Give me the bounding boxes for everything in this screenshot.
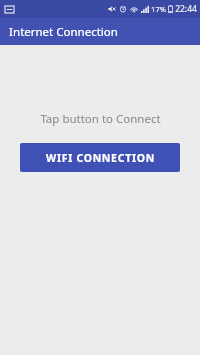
staticText: 17%: [151, 4, 166, 14]
button[interactable]: WIFI CONNECTION: [20, 143, 180, 172]
staticText: WIFI CONNECTION: [46, 151, 155, 165]
staticText: 22:44: [175, 3, 197, 15]
staticText: Tap button to Connect: [40, 111, 161, 127]
staticText: Internet Connection: [9, 24, 118, 40]
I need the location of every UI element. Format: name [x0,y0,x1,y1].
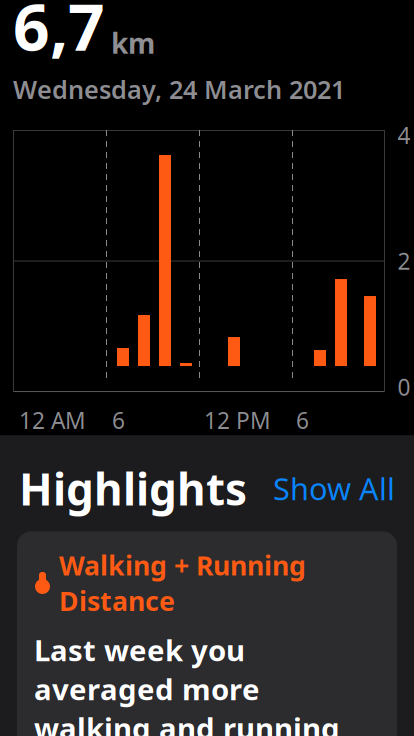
staticText: 12 PM [204,405,271,435]
button[interactable]: Walking + Running Distance [17,532,397,736]
staticText: 2 [398,246,410,276]
staticText: Last week you averaged more walking and … [34,630,340,736]
button[interactable]: Show All [263,462,395,515]
staticText: Highlights [19,459,247,518]
staticText: 4 [398,120,410,150]
staticText: 6 [112,405,125,435]
staticText: Wednesday, 24 March 2021 [13,72,345,106]
staticText: Walking + Running Distance [59,548,306,618]
staticText: 6,7 [13,0,105,68]
staticText: km [111,24,155,61]
staticText: Show All [273,468,395,509]
staticText: 12 AM [19,405,86,435]
staticText: 0 [398,372,410,402]
staticText: 6 [296,405,309,435]
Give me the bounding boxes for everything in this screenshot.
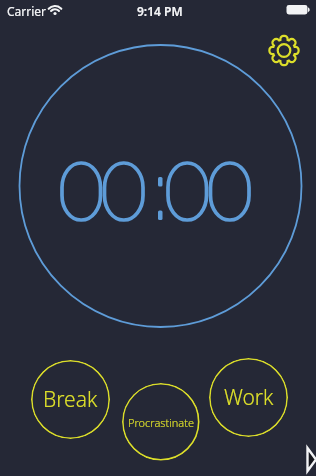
button[interactable]: Procrastinate <box>122 383 200 461</box>
staticText: Break <box>43 385 98 414</box>
button[interactable]: Work <box>209 358 288 437</box>
button[interactable] <box>266 32 302 68</box>
button[interactable]: Break <box>31 360 110 439</box>
staticText: Carrier <box>7 3 47 19</box>
staticText: Procrastinate <box>128 415 195 430</box>
staticText: Work <box>224 383 274 412</box>
staticText: 9:14 PM <box>137 3 183 19</box>
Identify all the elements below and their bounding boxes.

- - - -

What needs to be done:
Return every row above verbatim, keeping its line order and leaving out the pictures.

Result for this exercise:
Give me the bounding boxes for everything in this screenshot.
staticText: 17%: [151, 4, 166, 14]
button[interactable]: WIFI CONNECTION: [20, 143, 180, 172]
staticText: WIFI CONNECTION: [46, 151, 155, 165]
staticText: 22:44: [175, 3, 197, 15]
staticText: Tap button to Connect: [40, 111, 161, 127]
staticText: Internet Connection: [9, 24, 118, 40]
I need the location of every UI element. Format: name [x0,y0,x1,y1].
staticText: 12 PM [204,405,271,435]
button[interactable]: Walking + Running Distance [17,532,397,736]
staticText: 2 [398,246,410,276]
staticText: Last week you averaged more walking and … [34,630,340,736]
button[interactable]: Show All [263,462,395,515]
staticText: Highlights [19,459,247,518]
staticText: 4 [398,120,410,150]
staticText: 6 [112,405,125,435]
staticText: Wednesday, 24 March 2021 [13,72,345,106]
staticText: Walking + Running Distance [59,548,306,618]
staticText: 6,7 [13,0,105,68]
staticText: km [111,24,155,61]
staticText: Show All [273,468,395,509]
staticText: 12 AM [19,405,86,435]
staticText: 0 [398,372,410,402]
staticText: 6 [296,405,309,435]
Give me the bounding boxes for everything in this screenshot.
button[interactable]: Procrastinate <box>122 383 200 461</box>
staticText: Break <box>43 385 98 414</box>
button[interactable]: Work <box>209 358 288 437</box>
button[interactable] <box>266 32 302 68</box>
button[interactable]: Break <box>31 360 110 439</box>
staticText: Carrier <box>7 3 47 19</box>
staticText: Procrastinate <box>128 415 195 430</box>
staticText: Work <box>224 383 274 412</box>
staticText: 9:14 PM <box>137 3 183 19</box>
Identify all the elements below and their bounding boxes.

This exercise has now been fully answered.